• [What to produce] Tally the lines of the data that include the word "Peak" and state the total, nothing else.
============
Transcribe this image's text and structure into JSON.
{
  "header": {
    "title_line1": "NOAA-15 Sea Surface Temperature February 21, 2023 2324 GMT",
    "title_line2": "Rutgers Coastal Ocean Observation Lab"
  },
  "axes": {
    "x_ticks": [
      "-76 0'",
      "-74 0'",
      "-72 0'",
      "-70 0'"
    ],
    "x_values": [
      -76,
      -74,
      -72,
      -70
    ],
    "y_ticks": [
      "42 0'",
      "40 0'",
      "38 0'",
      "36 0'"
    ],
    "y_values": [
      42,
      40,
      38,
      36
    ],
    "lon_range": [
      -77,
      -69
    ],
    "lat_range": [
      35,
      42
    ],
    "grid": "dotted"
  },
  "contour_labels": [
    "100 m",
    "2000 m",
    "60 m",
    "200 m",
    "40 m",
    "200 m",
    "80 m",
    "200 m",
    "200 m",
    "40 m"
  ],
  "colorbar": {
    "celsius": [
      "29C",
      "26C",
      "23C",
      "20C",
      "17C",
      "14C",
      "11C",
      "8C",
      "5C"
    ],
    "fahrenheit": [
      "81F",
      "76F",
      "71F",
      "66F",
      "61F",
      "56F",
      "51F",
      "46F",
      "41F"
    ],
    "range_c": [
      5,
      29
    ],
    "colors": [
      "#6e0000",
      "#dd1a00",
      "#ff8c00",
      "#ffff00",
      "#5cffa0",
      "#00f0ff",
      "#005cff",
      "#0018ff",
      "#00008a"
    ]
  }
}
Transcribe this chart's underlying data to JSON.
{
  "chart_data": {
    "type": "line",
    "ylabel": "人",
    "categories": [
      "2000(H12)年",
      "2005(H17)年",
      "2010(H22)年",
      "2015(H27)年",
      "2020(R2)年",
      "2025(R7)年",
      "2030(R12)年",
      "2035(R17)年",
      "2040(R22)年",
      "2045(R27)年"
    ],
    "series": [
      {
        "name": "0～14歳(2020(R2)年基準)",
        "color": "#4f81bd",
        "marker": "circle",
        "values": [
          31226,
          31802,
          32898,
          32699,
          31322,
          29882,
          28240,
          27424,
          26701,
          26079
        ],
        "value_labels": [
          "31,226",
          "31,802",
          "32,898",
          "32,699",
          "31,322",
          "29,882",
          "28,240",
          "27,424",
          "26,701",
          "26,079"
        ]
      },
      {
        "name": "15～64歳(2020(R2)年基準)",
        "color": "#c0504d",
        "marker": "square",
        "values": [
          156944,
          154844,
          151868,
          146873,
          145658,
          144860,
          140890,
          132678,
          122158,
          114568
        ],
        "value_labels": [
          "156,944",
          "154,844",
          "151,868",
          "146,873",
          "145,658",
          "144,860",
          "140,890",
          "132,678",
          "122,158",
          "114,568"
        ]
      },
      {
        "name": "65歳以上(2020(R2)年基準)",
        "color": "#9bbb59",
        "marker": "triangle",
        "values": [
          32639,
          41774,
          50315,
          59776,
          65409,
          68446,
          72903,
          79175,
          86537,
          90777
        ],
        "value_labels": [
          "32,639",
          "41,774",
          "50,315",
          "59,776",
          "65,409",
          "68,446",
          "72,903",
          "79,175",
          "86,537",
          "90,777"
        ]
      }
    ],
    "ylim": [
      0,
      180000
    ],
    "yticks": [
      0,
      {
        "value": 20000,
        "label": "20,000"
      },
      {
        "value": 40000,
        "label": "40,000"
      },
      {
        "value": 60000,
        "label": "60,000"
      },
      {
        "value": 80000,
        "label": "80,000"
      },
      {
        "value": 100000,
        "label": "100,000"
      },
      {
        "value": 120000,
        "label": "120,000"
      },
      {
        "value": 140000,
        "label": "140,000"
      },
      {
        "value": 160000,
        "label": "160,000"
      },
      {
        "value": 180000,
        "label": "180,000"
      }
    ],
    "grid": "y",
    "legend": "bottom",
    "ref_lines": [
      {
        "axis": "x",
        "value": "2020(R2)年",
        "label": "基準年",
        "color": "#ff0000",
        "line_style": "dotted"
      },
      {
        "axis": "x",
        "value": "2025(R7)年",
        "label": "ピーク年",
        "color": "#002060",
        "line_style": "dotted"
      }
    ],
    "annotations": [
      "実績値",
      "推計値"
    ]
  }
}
============
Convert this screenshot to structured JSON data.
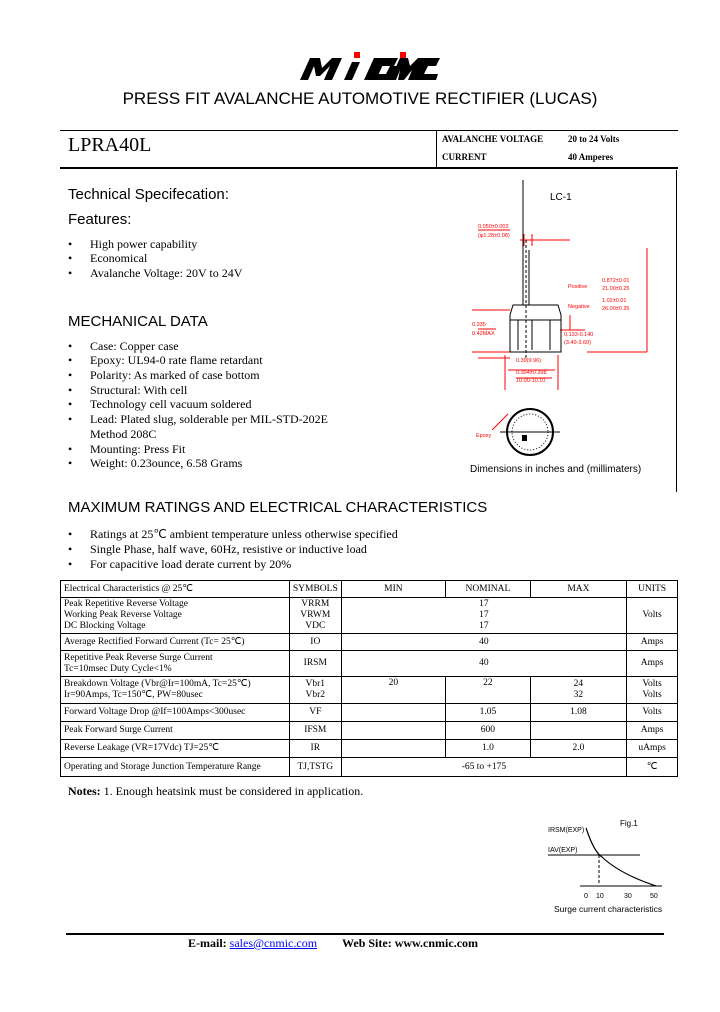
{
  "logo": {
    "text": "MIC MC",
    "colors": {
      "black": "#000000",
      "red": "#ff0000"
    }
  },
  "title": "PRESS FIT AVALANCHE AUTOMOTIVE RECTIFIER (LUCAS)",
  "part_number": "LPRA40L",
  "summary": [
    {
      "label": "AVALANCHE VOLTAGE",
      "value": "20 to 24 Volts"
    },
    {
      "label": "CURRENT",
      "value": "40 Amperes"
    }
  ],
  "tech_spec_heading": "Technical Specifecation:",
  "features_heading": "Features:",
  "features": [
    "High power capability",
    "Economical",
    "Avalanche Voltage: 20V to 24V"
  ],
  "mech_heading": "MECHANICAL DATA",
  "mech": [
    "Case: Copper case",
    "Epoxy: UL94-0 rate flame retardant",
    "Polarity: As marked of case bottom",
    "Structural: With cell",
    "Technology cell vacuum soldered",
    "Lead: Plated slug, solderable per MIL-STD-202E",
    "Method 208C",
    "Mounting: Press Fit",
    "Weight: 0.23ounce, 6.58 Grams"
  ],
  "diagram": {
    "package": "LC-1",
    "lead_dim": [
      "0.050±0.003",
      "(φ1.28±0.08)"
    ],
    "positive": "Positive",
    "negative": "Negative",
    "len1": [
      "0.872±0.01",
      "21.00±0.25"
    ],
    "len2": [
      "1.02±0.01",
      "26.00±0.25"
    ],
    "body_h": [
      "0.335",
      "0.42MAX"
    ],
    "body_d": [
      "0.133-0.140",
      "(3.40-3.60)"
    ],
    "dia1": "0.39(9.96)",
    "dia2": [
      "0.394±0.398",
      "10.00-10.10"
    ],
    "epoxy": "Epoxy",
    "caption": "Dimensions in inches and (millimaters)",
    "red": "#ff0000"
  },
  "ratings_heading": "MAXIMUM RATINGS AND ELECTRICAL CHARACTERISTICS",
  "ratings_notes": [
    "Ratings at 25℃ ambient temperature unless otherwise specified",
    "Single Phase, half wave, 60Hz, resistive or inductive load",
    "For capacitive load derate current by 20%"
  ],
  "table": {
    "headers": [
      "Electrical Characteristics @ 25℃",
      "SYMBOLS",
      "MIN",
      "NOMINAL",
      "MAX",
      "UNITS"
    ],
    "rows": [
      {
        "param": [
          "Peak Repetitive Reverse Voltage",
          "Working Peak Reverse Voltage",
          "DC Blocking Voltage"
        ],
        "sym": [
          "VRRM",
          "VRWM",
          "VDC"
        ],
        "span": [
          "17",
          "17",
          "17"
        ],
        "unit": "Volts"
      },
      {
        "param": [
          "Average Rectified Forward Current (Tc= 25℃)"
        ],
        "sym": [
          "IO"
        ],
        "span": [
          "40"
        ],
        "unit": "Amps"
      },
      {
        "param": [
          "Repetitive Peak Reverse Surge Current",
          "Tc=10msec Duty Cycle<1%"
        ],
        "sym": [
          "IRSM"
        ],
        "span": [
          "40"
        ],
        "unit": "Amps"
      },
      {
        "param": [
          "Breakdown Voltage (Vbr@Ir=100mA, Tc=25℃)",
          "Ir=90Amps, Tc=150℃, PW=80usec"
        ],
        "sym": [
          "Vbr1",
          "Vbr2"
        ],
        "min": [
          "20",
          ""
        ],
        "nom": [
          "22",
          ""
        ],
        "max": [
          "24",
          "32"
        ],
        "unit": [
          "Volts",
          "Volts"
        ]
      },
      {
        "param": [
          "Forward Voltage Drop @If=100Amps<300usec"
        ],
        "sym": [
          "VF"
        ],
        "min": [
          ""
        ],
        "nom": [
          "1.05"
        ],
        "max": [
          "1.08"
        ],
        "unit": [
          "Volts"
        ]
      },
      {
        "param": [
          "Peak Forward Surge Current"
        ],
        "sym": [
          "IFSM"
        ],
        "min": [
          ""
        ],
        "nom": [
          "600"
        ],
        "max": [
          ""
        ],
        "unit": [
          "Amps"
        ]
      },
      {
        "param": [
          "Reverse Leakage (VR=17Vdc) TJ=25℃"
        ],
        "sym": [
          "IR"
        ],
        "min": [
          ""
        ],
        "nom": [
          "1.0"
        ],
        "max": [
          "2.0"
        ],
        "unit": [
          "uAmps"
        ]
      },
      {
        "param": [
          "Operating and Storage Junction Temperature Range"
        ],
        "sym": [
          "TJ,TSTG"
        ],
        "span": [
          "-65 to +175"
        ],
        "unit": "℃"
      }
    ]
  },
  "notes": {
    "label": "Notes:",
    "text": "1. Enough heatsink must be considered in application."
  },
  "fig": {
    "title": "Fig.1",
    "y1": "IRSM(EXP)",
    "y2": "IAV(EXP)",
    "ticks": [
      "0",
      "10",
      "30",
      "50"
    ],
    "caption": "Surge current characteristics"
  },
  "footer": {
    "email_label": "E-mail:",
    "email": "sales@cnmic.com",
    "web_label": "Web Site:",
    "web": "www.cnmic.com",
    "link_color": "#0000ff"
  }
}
============
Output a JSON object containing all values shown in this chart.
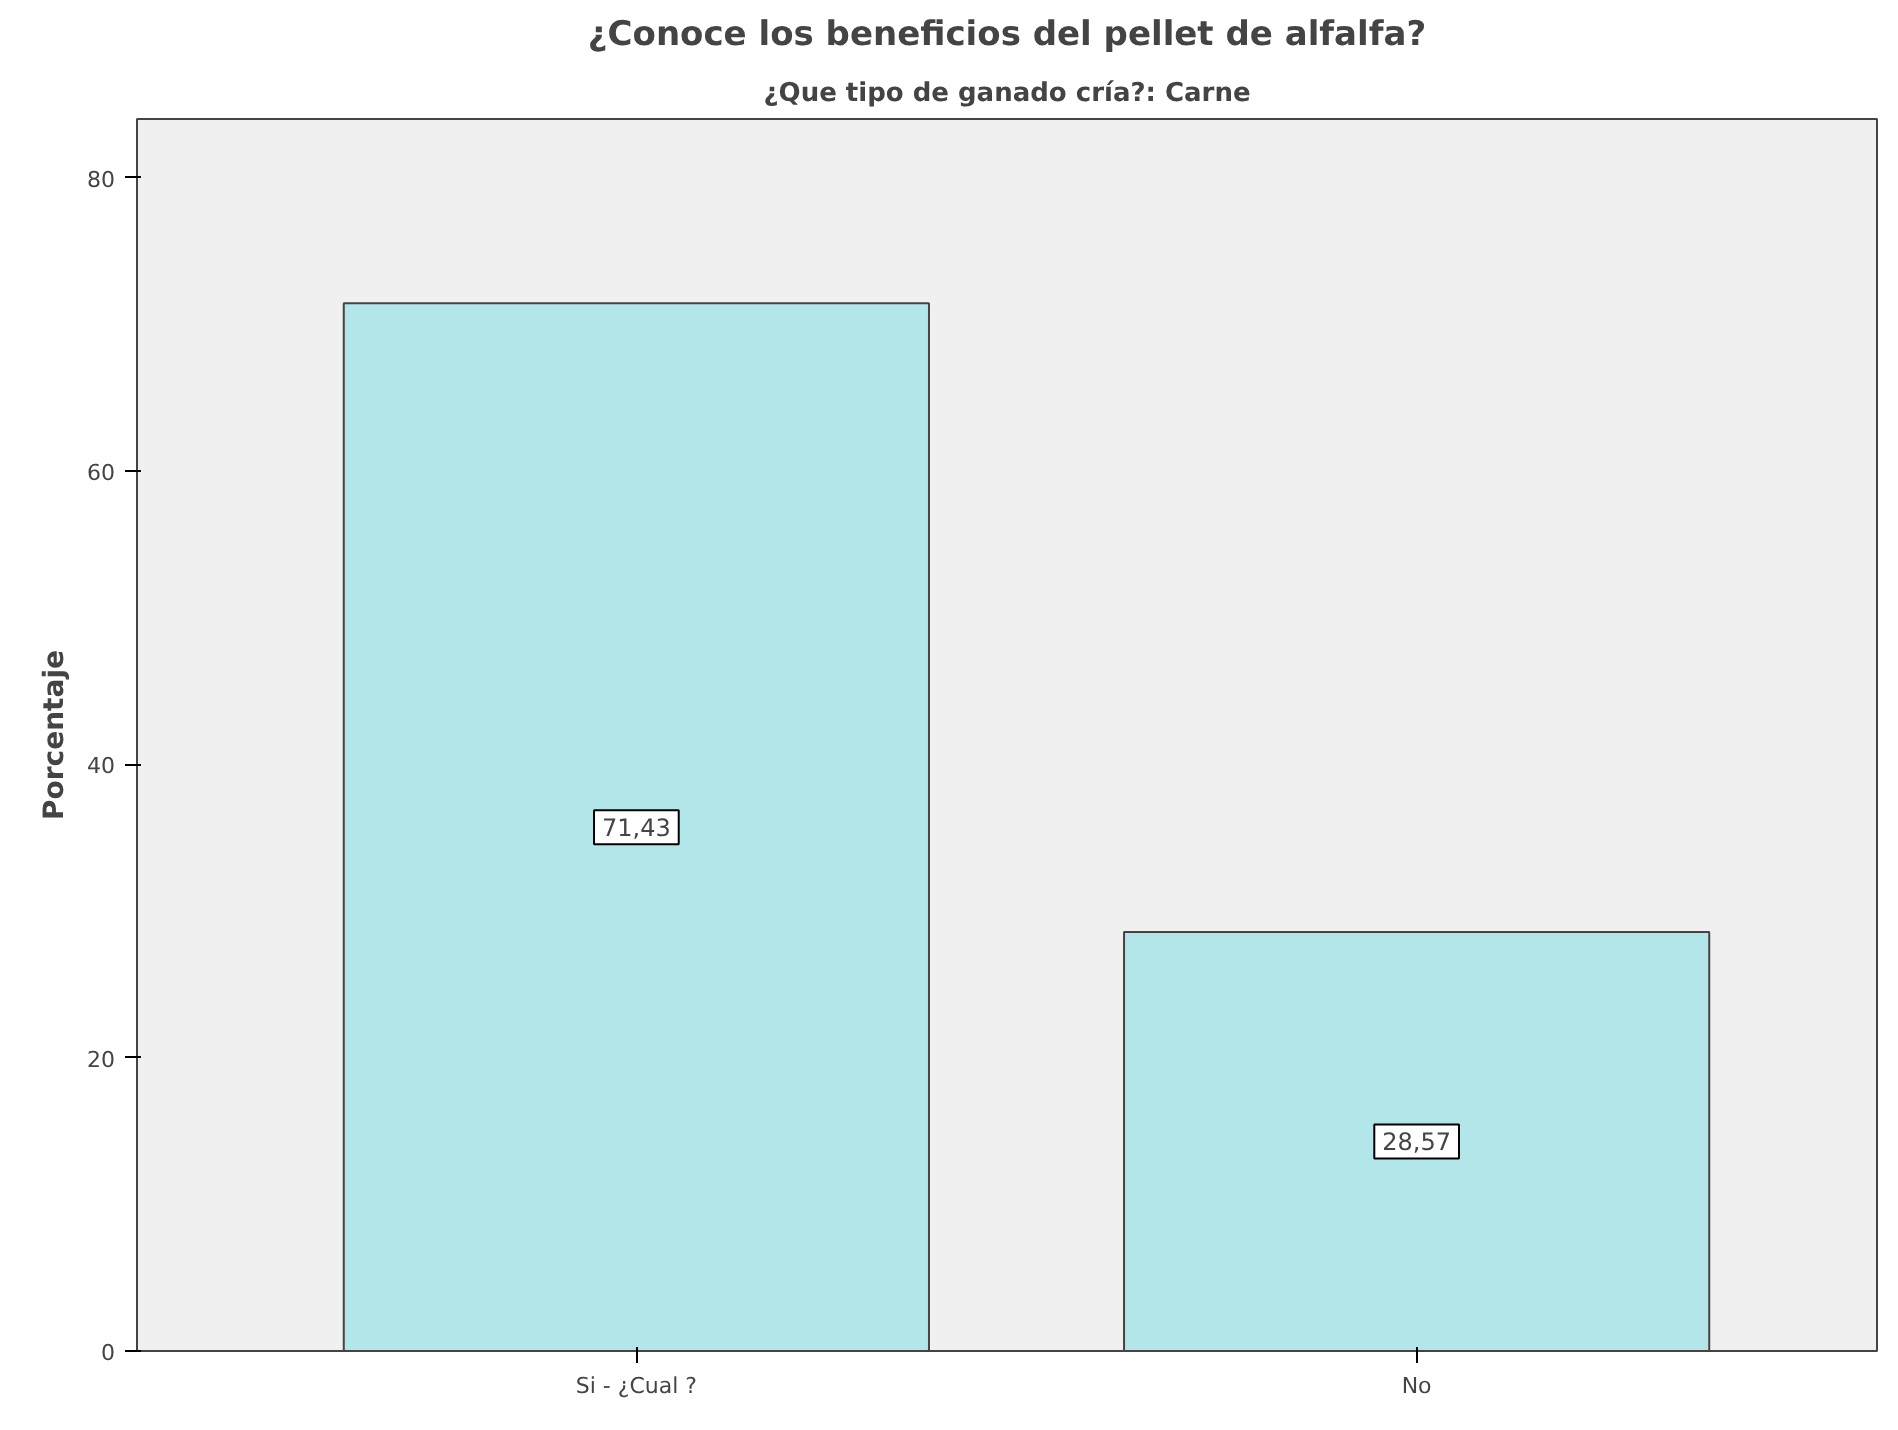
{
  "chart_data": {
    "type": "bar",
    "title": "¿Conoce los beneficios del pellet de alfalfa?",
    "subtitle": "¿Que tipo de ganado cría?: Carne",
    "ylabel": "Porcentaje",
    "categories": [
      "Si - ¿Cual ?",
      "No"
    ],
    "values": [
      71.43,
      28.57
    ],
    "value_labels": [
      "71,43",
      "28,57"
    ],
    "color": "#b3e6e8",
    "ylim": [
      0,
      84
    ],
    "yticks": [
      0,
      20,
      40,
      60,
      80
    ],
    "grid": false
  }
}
============
• [Task output] 4